-------- Exercise material --------

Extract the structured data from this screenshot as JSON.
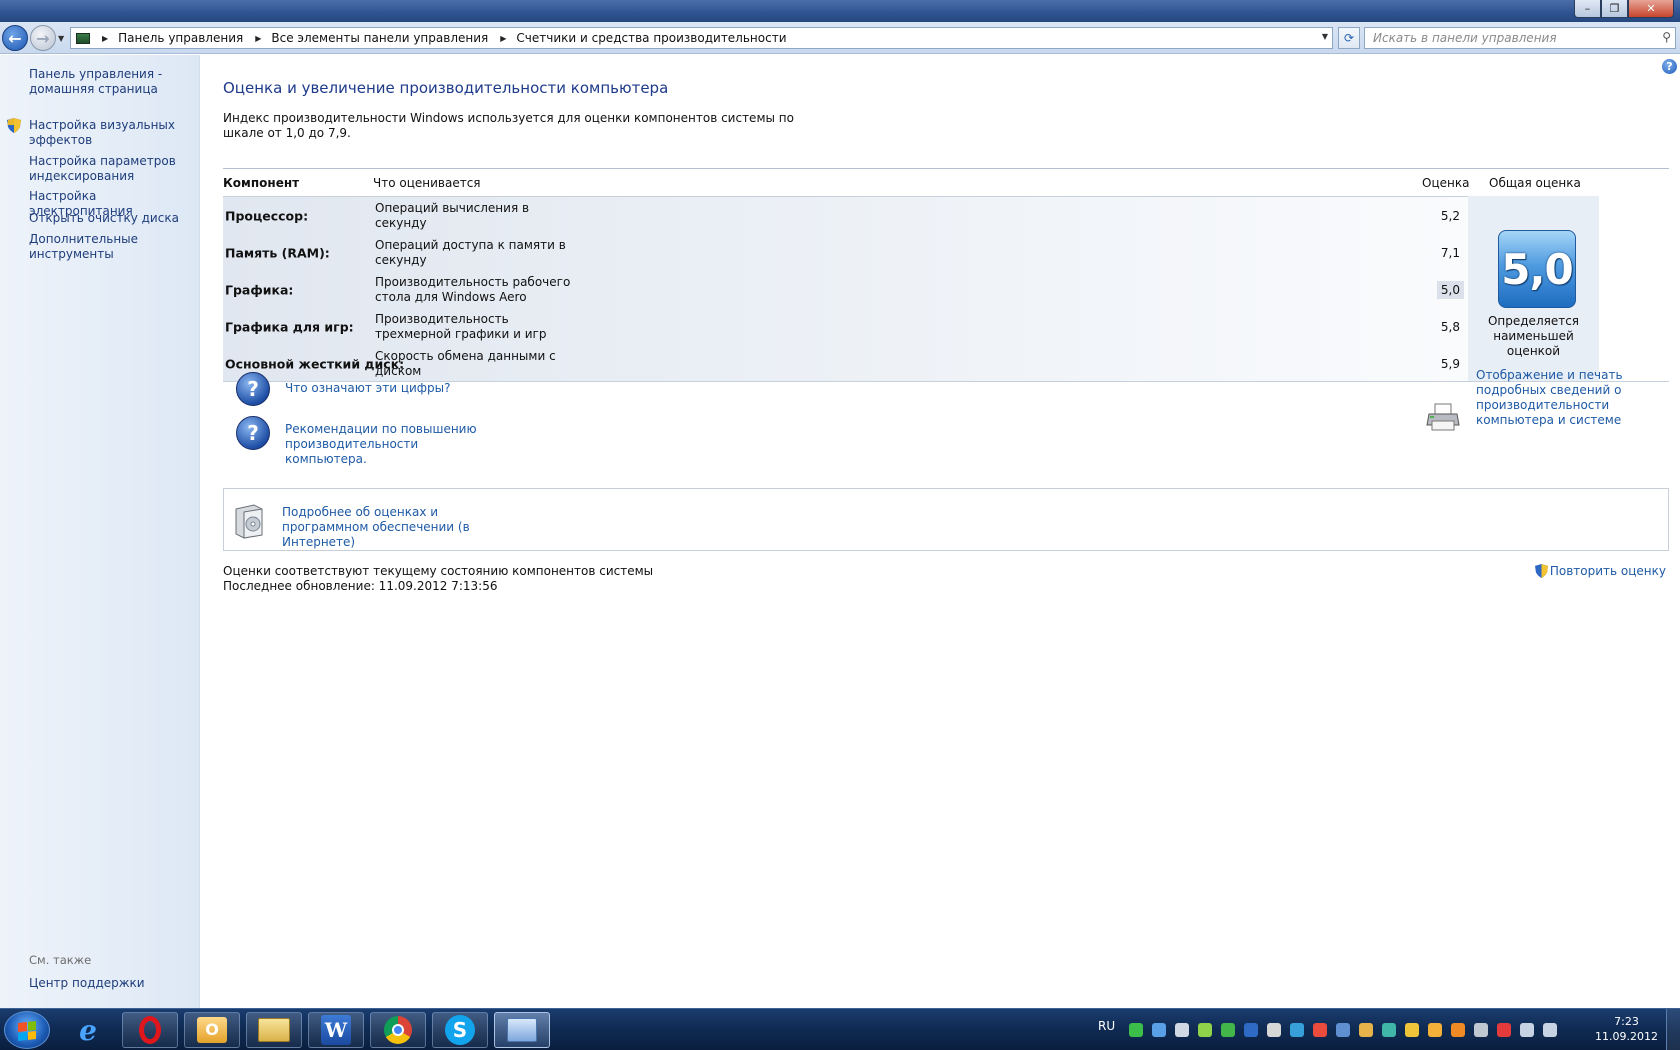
{
  "nav": {
    "breadcrumbs": [
      "Панель управления",
      "Все элементы панели управления",
      "Счетчики и средства производительности"
    ],
    "search_placeholder": "Искать в панели управления"
  },
  "sidebar": {
    "links": [
      "Панель управления - домашняя страница",
      "Настройка визуальных эффектов",
      "Настройка параметров индексирования",
      "Настройка электропитания",
      "Открыть очистку диска",
      "Дополнительные инструменты"
    ],
    "see_also_label": "См. также",
    "see_also_links": [
      "Центр поддержки"
    ]
  },
  "main": {
    "title": "Оценка и увеличение производительности компьютера",
    "intro": "Индекс производительности Windows используется для оценки компонентов системы по шкале от 1,0 до 7,9.",
    "table": {
      "headers": {
        "component": "Компонент",
        "what": "Что оценивается",
        "score": "Оценка",
        "overall": "Общая оценка"
      },
      "rows": [
        {
          "component": "Процессор:",
          "what": "Операций вычисления в секунду",
          "score": "5,2"
        },
        {
          "component": "Память (RAM):",
          "what": "Операций доступа к памяти в секунду",
          "score": "7,1"
        },
        {
          "component": "Графика:",
          "what": "Производительность рабочего стола для Windows Aero",
          "score": "5,0"
        },
        {
          "component": "Графика для игр:",
          "what": "Производительность трехмерной графики и игр",
          "score": "5,8"
        },
        {
          "component": "Основной жесткий диск:",
          "what": "Скорость обмена данными с диском",
          "score": "5,9"
        }
      ],
      "overall_score": "5,0",
      "overall_caption": "Определяется наименьшей оценкой"
    },
    "links": {
      "what_numbers_mean": "Что означают эти цифры?",
      "recommendations": "Рекомендации по повышению производительности компьютера.",
      "print_details": "Отображение и печать подробных сведений о производительности компьютера и системе",
      "more_info": "Подробнее об оценках и программном обеспечении (в Интернете)"
    },
    "status_line": "Оценки соответствуют текущему состоянию компонентов системы",
    "last_update": "Последнее обновление: 11.09.2012 7:13:56",
    "rerun": "Повторить оценку"
  },
  "taskbar": {
    "apps": [
      "internet-explorer",
      "opera",
      "outlook",
      "explorer",
      "word",
      "chrome",
      "skype",
      "control-panel"
    ],
    "language": "RU",
    "time": "7:23",
    "date": "11.09.2012"
  }
}
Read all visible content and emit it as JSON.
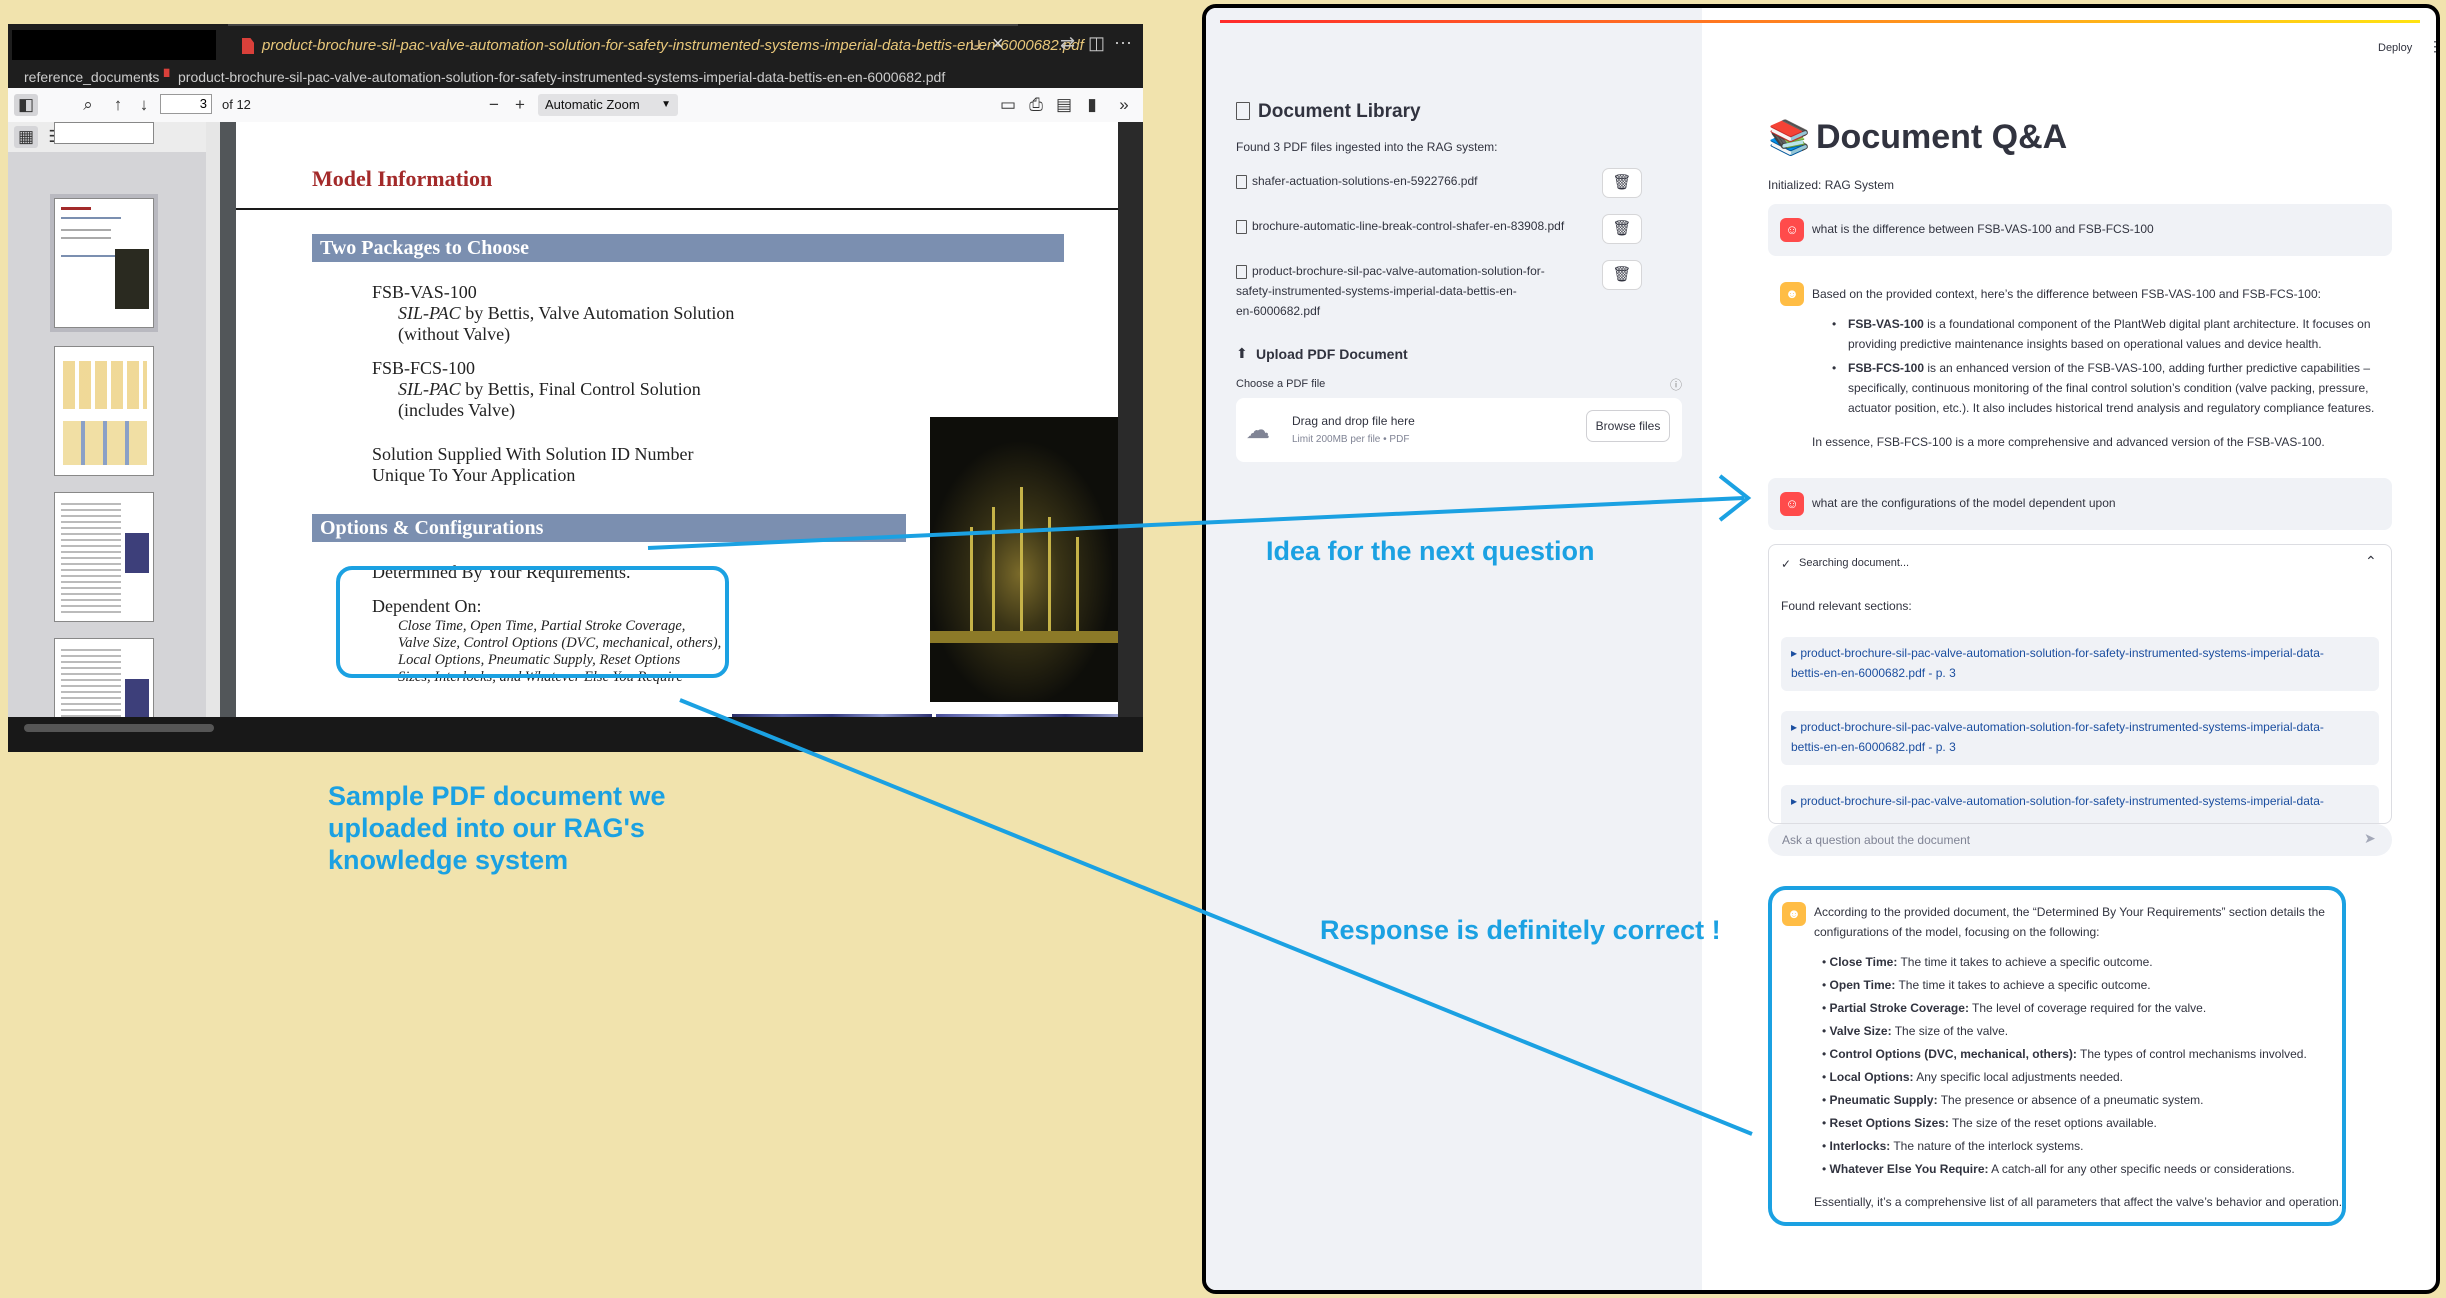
{
  "editor": {
    "tab_title": "product-brochure-sil-pac-valve-automation-solution-for-safety-instrumented-systems-imperial-data-bettis-en-en-6000682.pdf",
    "tab_status": "U",
    "breadcrumb_folder": "reference_documents",
    "breadcrumb_file": "product-brochure-sil-pac-valve-automation-solution-for-safety-instrumented-systems-imperial-data-bettis-en-en-6000682.pdf"
  },
  "pdf_viewer": {
    "page_number": "3",
    "page_count": "of 12",
    "zoom": "Automatic Zoom"
  },
  "pdf_page": {
    "heading": "Model Information",
    "section1": "Two Packages to Choose",
    "pkg1_name": "FSB-VAS-100",
    "pkg1_line1_italic": "SIL-PAC",
    "pkg1_line1_rest": " by Bettis, Valve Automation Solution",
    "pkg1_line2": "(without Valve)",
    "pkg2_name": "FSB-FCS-100",
    "pkg2_line1_italic": "SIL-PAC",
    "pkg2_line1_rest": " by Bettis, Final Control Solution",
    "pkg2_line2": "(includes Valve)",
    "solution_line1": "Solution Supplied With Solution ID Number",
    "solution_line2": "Unique To Your Application",
    "section2": "Options & Configurations",
    "determined": "Determined By Your Requirements.",
    "dependent": "Dependent On:",
    "dep_lines": [
      "Close Time, Open Time, Partial Stroke Coverage,",
      "Valve Size, Control Options (DVC, mechanical, others),",
      "Local Options, Pneumatic Supply, Reset Options",
      "Sizes, Interlocks, and Whatever Else You Require"
    ]
  },
  "sidebar": {
    "title": "Document Library",
    "found_text": "Found 3 PDF files ingested into the RAG system:",
    "files": [
      "shafer-actuation-solutions-en-5922766.pdf",
      "brochure-automatic-line-break-control-shafer-en-83908.pdf",
      [
        "product-brochure-sil-pac-valve-automation-solution-for-",
        "safety-instrumented-systems-imperial-data-bettis-en-",
        "en-6000682.pdf"
      ]
    ],
    "upload_title": "Upload PDF Document",
    "choose_label": "Choose a PDF file",
    "drop_text": "Drag and drop file here",
    "drop_limit": "Limit 200MB per file • PDF",
    "browse_label": "Browse files"
  },
  "main": {
    "deploy_label": "Deploy",
    "title": "Document Q&A",
    "status": "Initialized: RAG System",
    "q1": "what is the difference between FSB-VAS-100 and FSB-FCS-100",
    "a1_intro": "Based on the provided context, here’s the difference between FSB-VAS-100 and FSB-FCS-100:",
    "a1_b1_term": "FSB-VAS-100",
    "a1_b1_l1": " is a foundational component of the PlantWeb digital plant architecture. It focuses on",
    "a1_b1_l2": "providing predictive maintenance insights based on operational values and device health.",
    "a1_b2_term": "FSB-FCS-100",
    "a1_b2_l1": " is an enhanced version of the FSB-VAS-100, adding further predictive capabilities –",
    "a1_b2_l2": "specifically, continuous monitoring of the final control solution’s condition (valve packing, pressure,",
    "a1_b2_l3": "actuator position, etc.). It also includes historical trend analysis and regulatory compliance features.",
    "a1_summary": "In essence, FSB-FCS-100 is a more comprehensive and advanced version of the FSB-VAS-100.",
    "q2": "what are the configurations of the model dependent upon",
    "search_status": "Searching document...",
    "found_sections": "Found relevant sections:",
    "sections": [
      [
        "▸ product-brochure-sil-pac-valve-automation-solution-for-safety-instrumented-systems-imperial-data-",
        "bettis-en-en-6000682.pdf - p. 3"
      ],
      [
        "▸ product-brochure-sil-pac-valve-automation-solution-for-safety-instrumented-systems-imperial-data-",
        "bettis-en-en-6000682.pdf - p. 3"
      ],
      [
        "▸ product-brochure-sil-pac-valve-automation-solution-for-safety-instrumented-systems-imperial-data-",
        ""
      ]
    ],
    "chat_placeholder": "Ask a question about the document",
    "a2_intro_l1": "According to the provided document, the “Determined By Your Requirements” section details the",
    "a2_intro_l2": "configurations of the model, focusing on the following:",
    "a2_items": [
      {
        "term": "Close Time:",
        "desc": " The time it takes to achieve a specific outcome."
      },
      {
        "term": "Open Time:",
        "desc": " The time it takes to achieve a specific outcome."
      },
      {
        "term": "Partial Stroke Coverage:",
        "desc": " The level of coverage required for the valve."
      },
      {
        "term": "Valve Size:",
        "desc": " The size of the valve."
      },
      {
        "term": "Control Options (DVC, mechanical, others):",
        "desc": " The types of control mechanisms involved."
      },
      {
        "term": "Local Options:",
        "desc": " Any specific local adjustments needed."
      },
      {
        "term": "Pneumatic Supply:",
        "desc": " The presence or absence of a pneumatic system."
      },
      {
        "term": "Reset Options Sizes:",
        "desc": " The size of the reset options available."
      },
      {
        "term": "Interlocks:",
        "desc": " The nature of the interlock systems."
      },
      {
        "term": "Whatever Else You Require:",
        "desc": " A catch-all for any other specific needs or considerations."
      }
    ],
    "a2_summary": "Essentially, it’s a comprehensive list of all parameters that affect the valve’s behavior and operation."
  },
  "annotations": {
    "note_pdf": [
      "Sample PDF document we",
      "uploaded into our RAG's",
      "knowledge system"
    ],
    "note_next": "Idea for the next question",
    "note_correct": "Response is definitely correct !",
    "color": "#1ba1e2"
  }
}
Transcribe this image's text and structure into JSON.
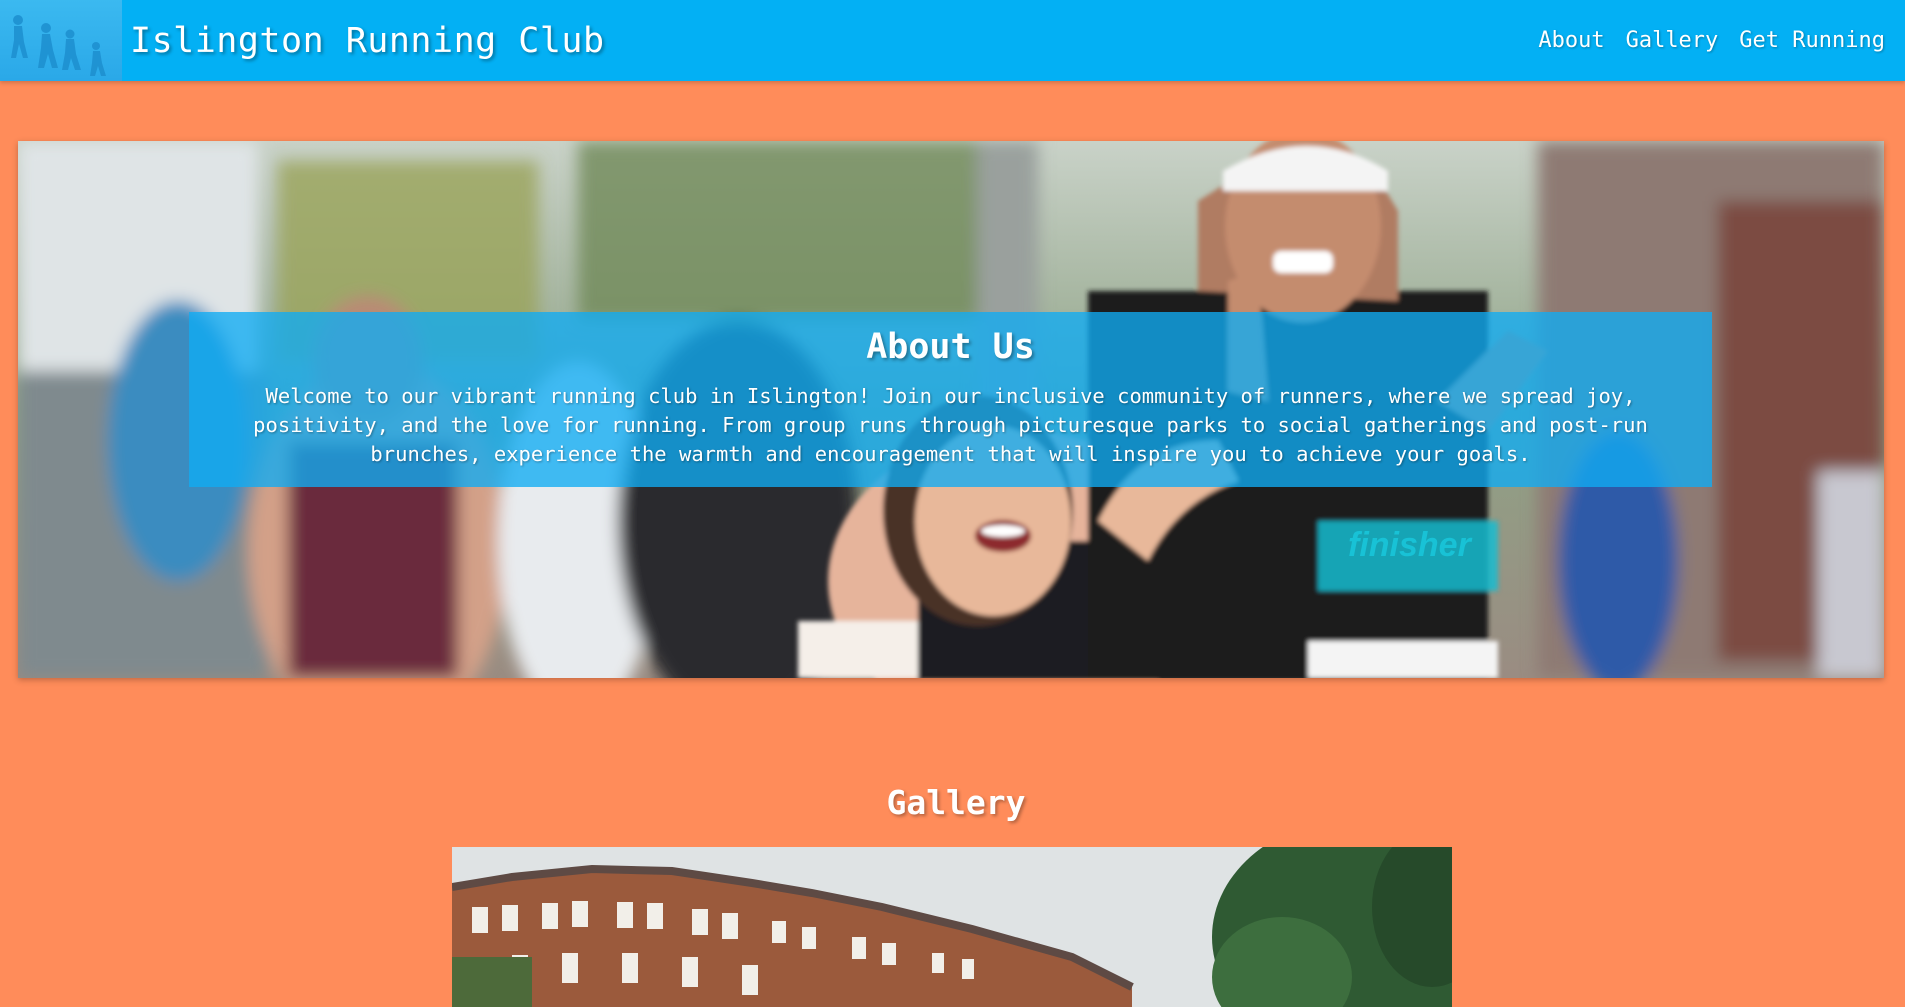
{
  "header": {
    "title": "Islington Running Club",
    "logo_icon": "runners-silhouette-icon",
    "nav": [
      {
        "label": "About"
      },
      {
        "label": "Gallery"
      },
      {
        "label": "Get Running"
      }
    ]
  },
  "about": {
    "heading": "About Us",
    "text": "Welcome to our vibrant running club in Islington! Join our inclusive community of runners, where we spread joy, positivity, and the love for running. From group runs through picturesque parks to social gatherings and post-run brunches, experience the warmth and encouragement that will inspire you to achieve your goals.",
    "hero_image": "smiling-marathon-runners-photo",
    "hero_bib_text": "finisher"
  },
  "gallery": {
    "heading": "Gallery",
    "image": "islington-terraced-houses-photo"
  },
  "colors": {
    "page_background": "#ff8c5a",
    "header_background": "#03b0f4",
    "about_box": "#10acf4",
    "text": "#ffffff"
  }
}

--------

Objective -
Scan the lines for the string "Open". Pick out every line that has it.

Task response -
      "Close Time, Open Time, Partial Stroke Coverage,",
        "term": "Open Time:",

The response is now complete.